Extracted data entries |
* BEGIN *
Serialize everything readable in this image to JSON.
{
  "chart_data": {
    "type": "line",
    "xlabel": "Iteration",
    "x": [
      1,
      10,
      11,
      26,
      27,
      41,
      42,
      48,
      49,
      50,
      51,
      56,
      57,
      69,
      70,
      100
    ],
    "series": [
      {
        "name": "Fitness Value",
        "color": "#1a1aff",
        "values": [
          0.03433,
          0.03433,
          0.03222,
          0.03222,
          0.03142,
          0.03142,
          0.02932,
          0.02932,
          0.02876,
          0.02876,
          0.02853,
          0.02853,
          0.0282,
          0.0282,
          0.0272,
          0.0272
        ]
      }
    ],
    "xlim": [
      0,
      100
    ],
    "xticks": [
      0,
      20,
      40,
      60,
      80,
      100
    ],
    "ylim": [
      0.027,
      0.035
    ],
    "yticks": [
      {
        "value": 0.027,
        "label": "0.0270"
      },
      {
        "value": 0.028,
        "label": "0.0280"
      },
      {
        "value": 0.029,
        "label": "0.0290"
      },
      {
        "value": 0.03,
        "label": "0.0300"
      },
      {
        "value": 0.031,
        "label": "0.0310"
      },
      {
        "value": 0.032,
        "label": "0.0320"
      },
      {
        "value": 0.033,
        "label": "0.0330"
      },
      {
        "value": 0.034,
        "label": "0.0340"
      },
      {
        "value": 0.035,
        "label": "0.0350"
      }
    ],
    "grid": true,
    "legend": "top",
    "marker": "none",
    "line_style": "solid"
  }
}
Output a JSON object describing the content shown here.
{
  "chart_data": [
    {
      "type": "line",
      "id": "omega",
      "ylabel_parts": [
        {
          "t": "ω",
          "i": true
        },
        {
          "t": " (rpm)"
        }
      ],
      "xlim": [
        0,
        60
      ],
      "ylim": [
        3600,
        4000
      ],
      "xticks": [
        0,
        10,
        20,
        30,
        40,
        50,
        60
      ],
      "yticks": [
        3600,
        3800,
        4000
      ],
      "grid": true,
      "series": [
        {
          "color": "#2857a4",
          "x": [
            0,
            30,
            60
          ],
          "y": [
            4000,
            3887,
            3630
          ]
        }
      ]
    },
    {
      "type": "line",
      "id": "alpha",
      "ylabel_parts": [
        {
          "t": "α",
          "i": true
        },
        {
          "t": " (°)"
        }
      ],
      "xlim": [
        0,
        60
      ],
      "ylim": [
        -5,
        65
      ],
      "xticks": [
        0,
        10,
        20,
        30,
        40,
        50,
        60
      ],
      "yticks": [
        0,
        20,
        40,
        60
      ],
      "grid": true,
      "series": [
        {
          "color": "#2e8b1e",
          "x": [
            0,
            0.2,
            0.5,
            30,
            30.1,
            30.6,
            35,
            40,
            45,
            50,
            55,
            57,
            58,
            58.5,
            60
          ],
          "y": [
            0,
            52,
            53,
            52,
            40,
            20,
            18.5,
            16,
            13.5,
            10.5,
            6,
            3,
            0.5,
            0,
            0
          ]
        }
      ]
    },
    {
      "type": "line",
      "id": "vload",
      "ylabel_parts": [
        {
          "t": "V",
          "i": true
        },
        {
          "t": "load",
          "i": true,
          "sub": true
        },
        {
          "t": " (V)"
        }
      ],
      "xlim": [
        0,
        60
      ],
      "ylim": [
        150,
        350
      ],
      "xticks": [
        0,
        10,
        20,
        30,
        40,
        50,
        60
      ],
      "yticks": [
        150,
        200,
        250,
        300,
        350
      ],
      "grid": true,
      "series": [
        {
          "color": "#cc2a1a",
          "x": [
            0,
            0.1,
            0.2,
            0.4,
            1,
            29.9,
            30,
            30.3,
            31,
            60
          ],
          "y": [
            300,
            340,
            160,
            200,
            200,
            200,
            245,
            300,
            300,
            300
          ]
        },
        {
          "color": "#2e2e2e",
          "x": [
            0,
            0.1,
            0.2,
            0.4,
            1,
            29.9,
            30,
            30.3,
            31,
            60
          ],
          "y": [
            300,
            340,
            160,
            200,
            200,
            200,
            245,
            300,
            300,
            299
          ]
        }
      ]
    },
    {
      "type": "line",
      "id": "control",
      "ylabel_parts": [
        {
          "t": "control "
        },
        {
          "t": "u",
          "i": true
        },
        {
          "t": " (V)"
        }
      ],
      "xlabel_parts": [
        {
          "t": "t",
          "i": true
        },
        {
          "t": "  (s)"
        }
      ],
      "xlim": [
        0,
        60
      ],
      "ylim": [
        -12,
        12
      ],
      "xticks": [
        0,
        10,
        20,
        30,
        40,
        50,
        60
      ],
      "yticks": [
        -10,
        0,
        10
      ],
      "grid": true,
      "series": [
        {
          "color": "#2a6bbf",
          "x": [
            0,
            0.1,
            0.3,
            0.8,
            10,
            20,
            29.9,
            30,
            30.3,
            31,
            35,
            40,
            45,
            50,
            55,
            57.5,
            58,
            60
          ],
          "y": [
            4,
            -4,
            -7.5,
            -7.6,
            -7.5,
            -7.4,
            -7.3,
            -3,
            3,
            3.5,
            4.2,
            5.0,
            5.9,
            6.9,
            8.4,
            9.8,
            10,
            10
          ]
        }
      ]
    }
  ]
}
* END *
Repeat every record, keeping each word and mark exactly as it is.

Serialize everything readable in this image to JSON.
{
  "chart_data": {
    "type": "line",
    "xlabel": "Iteration",
    "x": [
      1,
      10,
      11,
      26,
      27,
      41,
      42,
      48,
      49,
      50,
      51,
      56,
      57,
      69,
      70,
      100
    ],
    "series": [
      {
        "name": "Fitness Value",
        "color": "#1a1aff",
        "values": [
          0.03433,
          0.03433,
          0.03222,
          0.03222,
          0.03142,
          0.03142,
          0.02932,
          0.02932,
          0.02876,
          0.02876,
          0.02853,
          0.02853,
          0.0282,
          0.0282,
          0.0272,
          0.0272
        ]
      }
    ],
    "xlim": [
      0,
      100
    ],
    "xticks": [
      0,
      20,
      40,
      60,
      80,
      100
    ],
    "ylim": [
      0.027,
      0.035
    ],
    "yticks": [
      {
        "value": 0.027,
        "label": "0.0270"
      },
      {
        "value": 0.028,
        "label": "0.0280"
      },
      {
        "value": 0.029,
        "label": "0.0290"
      },
      {
        "value": 0.03,
        "label": "0.0300"
      },
      {
        "value": 0.031,
        "label": "0.0310"
      },
      {
        "value": 0.032,
        "label": "0.0320"
      },
      {
        "value": 0.033,
        "label": "0.0330"
      },
      {
        "value": 0.034,
        "label": "0.0340"
      },
      {
        "value": 0.035,
        "label": "0.0350"
      }
    ],
    "grid": true,
    "legend": "top",
    "marker": "none",
    "line_style": "solid"
  }
}
Output a JSON object describing the content shown here.
{
  "chart_data": [
    {
      "type": "line",
      "id": "omega",
      "ylabel_parts": [
        {
          "t": "ω",
          "i": true
        },
        {
          "t": " (rpm)"
        }
      ],
      "xlim": [
        0,
        60
      ],
      "ylim": [
        3600,
        4000
      ],
      "xticks": [
        0,
        10,
        20,
        30,
        40,
        50,
        60
      ],
      "yticks": [
        3600,
        3800,
        4000
      ],
      "grid": true,
      "series": [
        {
          "color": "#2857a4",
          "x": [
            0,
            30,
            60
          ],
          "y": [
            4000,
            3887,
            3630
          ]
        }
      ]
    },
    {
      "type": "line",
      "id": "alpha",
      "ylabel_parts": [
        {
          "t": "α",
          "i": true
        },
        {
          "t": " (°)"
        }
      ],
      "xlim": [
        0,
        60
      ],
      "ylim": [
        -5,
        65
      ],
      "xticks": [
        0,
        10,
        20,
        30,
        40,
        50,
        60
      ],
      "yticks": [
        0,
        20,
        40,
        60
      ],
      "grid": true,
      "series": [
        {
          "color": "#2e8b1e",
          "x": [
            0,
            0.2,
            0.5,
            30,
            30.1,
            30.6,
            35,
            40,
            45,
            50,
            55,
            57,
            58,
            58.5,
            60
          ],
          "y": [
            0,
            52,
            53,
            52,
            40,
            20,
            18.5,
            16,
            13.5,
            10.5,
            6,
            3,
            0.5,
            0,
            0
          ]
        }
      ]
    },
    {
      "type": "line",
      "id": "vload",
      "ylabel_parts": [
        {
          "t": "V",
          "i": true
        },
        {
          "t": "load",
          "i": true,
          "sub": true
        },
        {
          "t": " (V)"
        }
      ],
      "xlim": [
        0,
        60
      ],
      "ylim": [
        150,
        350
      ],
      "xticks": [
        0,
        10,
        20,
        30,
        40,
        50,
        60
      ],
      "yticks": [
        150,
        200,
        250,
        300,
        350
      ],
      "grid": true,
      "series": [
        {
          "color": "#cc2a1a",
          "x": [
            0,
            0.1,
            0.2,
            0.4,
            1,
            29.9,
            30,
            30.3,
            31,
            60
          ],
          "y": [
            300,
            340,
            160,
            200,
            200,
            200,
            245,
            300,
            300,
            300
          ]
        },
        {
          "color": "#2e2e2e",
          "x": [
            0,
            0.1,
            0.2,
            0.4,
            1,
            29.9,
            30,
            30.3,
            31,
            60
          ],
          "y": [
            300,
            340,
            160,
            200,
            200,
            200,
            245,
            300,
            300,
            299
          ]
        }
      ]
    },
    {
      "type": "line",
      "id": "control",
      "ylabel_parts": [
        {
          "t": "control "
        },
        {
          "t": "u",
          "i": true
        },
        {
          "t": " (V)"
        }
      ],
      "xlabel_parts": [
        {
          "t": "t",
          "i": true
        },
        {
          "t": "  (s)"
        }
      ],
      "xlim": [
        0,
        60
      ],
      "ylim": [
        -12,
        12
      ],
      "xticks": [
        0,
        10,
        20,
        30,
        40,
        50,
        60
      ],
      "yticks": [
        -10,
        0,
        10
      ],
      "grid": true,
      "series": [
        {
          "color": "#2a6bbf",
          "x": [
            0,
            0.1,
            0.3,
            0.8,
            10,
            20,
            29.9,
            30,
            30.3,
            31,
            35,
            40,
            45,
            50,
            55,
            57.5,
            58,
            60
          ],
          "y": [
            4,
            -4,
            -7.5,
            -7.6,
            -7.5,
            -7.4,
            -7.3,
            -3,
            3,
            3.5,
            4.2,
            5.0,
            5.9,
            6.9,
            8.4,
            9.8,
            10,
            10
          ]
        }
      ]
    }
  ]
}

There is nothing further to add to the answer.